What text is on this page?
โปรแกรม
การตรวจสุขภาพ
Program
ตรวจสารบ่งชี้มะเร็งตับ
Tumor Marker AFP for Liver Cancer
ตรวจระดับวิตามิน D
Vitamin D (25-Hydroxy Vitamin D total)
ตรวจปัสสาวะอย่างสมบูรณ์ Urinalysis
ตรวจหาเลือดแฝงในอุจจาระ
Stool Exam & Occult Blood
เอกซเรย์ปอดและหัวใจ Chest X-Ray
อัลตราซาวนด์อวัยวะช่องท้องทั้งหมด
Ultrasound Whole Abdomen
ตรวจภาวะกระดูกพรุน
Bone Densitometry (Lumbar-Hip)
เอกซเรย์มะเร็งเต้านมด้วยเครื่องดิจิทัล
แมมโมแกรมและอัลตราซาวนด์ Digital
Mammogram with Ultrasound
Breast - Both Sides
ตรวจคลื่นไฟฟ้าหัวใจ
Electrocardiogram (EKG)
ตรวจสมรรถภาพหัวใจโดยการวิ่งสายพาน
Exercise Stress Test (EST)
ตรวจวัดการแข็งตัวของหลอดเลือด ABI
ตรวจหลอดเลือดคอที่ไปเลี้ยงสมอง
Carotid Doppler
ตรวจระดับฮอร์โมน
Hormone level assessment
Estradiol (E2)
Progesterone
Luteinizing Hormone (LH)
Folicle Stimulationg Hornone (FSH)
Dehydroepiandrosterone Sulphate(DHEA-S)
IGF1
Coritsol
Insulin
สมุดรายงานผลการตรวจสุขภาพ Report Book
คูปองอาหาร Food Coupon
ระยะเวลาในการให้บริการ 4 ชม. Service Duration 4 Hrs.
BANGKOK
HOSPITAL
......
:: TRY IT ::
Respond with one number, the count of lines in the data that hold the string "Ultrasound".

:: YOUR RESPONSE ::
2